::: EXERCISE MATERIAL :::

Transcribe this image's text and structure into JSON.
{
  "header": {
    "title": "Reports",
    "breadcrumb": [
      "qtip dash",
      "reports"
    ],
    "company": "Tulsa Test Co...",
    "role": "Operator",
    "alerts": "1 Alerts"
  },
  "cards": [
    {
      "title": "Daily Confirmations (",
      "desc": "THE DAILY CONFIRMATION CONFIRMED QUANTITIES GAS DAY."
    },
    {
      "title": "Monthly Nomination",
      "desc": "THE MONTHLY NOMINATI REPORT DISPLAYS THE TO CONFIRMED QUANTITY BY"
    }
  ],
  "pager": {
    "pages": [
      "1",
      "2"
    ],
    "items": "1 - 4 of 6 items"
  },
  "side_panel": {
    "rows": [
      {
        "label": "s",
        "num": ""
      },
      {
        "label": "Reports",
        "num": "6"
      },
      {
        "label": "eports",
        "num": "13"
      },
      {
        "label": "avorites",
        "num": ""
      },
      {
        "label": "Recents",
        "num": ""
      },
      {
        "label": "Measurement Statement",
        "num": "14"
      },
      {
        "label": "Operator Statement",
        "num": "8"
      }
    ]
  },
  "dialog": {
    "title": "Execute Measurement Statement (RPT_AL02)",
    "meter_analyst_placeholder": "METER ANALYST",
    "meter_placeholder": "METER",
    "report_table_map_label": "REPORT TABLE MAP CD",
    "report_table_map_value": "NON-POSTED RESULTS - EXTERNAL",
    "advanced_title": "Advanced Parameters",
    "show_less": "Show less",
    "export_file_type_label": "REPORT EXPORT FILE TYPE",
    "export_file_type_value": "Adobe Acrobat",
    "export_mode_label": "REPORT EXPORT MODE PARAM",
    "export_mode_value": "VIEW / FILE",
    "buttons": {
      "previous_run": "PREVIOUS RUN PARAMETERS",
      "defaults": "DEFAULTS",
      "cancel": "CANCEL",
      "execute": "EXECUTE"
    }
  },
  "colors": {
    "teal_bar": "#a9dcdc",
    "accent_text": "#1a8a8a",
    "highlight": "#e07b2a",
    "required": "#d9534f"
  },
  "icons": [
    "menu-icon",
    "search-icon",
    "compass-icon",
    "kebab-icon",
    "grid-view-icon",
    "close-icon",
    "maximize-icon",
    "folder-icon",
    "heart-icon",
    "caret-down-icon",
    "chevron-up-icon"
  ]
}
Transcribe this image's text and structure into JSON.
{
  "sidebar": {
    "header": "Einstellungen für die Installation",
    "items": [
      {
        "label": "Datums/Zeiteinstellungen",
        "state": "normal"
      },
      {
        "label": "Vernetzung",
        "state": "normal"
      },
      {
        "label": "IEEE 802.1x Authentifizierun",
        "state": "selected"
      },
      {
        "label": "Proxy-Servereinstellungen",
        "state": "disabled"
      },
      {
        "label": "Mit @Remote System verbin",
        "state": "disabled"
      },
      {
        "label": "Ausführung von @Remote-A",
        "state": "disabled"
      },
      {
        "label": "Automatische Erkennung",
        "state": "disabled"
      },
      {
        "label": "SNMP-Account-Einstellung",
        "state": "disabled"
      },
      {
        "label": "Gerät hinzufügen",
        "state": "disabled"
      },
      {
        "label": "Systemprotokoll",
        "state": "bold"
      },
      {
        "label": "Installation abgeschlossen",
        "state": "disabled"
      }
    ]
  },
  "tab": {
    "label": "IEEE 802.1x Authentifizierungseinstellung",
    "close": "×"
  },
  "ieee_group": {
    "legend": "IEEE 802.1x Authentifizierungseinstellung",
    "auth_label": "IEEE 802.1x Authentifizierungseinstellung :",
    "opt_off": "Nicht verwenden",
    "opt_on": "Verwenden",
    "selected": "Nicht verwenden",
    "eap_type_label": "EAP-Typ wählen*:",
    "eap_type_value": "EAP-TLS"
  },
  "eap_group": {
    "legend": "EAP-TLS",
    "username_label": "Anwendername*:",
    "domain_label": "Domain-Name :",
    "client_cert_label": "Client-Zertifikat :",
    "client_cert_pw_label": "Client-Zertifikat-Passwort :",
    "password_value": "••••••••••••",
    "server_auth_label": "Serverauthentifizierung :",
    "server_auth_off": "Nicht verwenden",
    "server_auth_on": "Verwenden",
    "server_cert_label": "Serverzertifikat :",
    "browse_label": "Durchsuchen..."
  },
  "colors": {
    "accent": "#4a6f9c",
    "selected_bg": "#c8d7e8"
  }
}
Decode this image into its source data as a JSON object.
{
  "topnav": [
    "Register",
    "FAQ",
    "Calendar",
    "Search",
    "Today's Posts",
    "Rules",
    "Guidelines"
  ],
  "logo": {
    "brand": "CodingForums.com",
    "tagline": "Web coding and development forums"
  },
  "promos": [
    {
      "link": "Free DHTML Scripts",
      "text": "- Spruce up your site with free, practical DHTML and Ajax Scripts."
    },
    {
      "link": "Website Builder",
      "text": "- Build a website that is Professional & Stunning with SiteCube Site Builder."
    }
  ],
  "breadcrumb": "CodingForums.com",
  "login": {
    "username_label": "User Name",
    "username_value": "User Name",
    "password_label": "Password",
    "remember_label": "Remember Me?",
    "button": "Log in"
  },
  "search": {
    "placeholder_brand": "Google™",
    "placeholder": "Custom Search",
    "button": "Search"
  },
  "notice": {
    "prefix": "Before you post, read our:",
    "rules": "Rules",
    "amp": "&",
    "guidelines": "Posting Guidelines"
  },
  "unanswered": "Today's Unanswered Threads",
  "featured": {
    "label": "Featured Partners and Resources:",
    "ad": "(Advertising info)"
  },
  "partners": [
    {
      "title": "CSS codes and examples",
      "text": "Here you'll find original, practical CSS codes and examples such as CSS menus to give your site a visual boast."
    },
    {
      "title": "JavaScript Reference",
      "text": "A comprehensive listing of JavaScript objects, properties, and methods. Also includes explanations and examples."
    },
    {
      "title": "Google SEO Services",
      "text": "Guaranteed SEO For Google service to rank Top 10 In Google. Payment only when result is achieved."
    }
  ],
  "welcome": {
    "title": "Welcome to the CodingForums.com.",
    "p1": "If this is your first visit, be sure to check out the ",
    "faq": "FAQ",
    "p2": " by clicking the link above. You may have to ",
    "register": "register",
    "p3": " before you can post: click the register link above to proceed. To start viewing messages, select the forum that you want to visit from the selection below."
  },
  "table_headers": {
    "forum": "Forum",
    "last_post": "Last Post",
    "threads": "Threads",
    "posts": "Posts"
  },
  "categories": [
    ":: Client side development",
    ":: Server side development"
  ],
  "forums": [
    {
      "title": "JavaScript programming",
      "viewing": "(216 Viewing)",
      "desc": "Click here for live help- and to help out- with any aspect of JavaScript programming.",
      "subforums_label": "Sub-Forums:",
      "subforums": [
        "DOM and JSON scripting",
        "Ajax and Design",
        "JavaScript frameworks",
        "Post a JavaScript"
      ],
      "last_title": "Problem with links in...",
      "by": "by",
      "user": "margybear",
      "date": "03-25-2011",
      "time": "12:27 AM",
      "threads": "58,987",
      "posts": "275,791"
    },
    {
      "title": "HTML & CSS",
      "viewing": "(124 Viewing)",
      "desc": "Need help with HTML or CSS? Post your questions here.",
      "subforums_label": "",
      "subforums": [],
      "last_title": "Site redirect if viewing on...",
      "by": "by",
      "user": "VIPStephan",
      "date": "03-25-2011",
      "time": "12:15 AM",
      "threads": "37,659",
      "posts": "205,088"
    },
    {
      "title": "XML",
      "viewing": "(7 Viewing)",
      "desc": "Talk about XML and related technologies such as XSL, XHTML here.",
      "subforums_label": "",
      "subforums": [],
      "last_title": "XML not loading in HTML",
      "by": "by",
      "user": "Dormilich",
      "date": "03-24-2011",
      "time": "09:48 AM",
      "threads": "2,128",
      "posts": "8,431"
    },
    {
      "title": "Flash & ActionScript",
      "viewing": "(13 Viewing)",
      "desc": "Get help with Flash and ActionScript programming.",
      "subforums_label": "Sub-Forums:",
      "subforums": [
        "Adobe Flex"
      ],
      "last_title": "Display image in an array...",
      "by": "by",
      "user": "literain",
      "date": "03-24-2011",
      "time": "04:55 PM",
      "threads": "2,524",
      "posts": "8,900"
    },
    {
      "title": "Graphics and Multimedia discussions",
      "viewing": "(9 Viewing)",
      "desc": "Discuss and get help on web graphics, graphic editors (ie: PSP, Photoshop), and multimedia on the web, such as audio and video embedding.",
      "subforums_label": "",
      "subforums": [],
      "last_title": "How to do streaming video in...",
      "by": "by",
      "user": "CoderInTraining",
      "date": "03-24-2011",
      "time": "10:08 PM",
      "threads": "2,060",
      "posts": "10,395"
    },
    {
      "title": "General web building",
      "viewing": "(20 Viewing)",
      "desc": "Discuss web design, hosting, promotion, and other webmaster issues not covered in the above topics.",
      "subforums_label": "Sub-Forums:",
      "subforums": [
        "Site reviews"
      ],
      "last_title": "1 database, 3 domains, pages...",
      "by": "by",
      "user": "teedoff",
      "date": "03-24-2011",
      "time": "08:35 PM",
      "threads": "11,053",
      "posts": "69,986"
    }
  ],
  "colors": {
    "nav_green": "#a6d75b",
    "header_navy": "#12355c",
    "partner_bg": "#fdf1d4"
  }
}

:::

SHORT PROBLEM: Search the entries for the word "Scripts" and gather every line where it appears.

SOLUTION TO THE EXERCISE:
      "link": "Free DHTML Scripts",
      "text": "- Spruce up your site with free, practical DHTML and Ajax Scripts."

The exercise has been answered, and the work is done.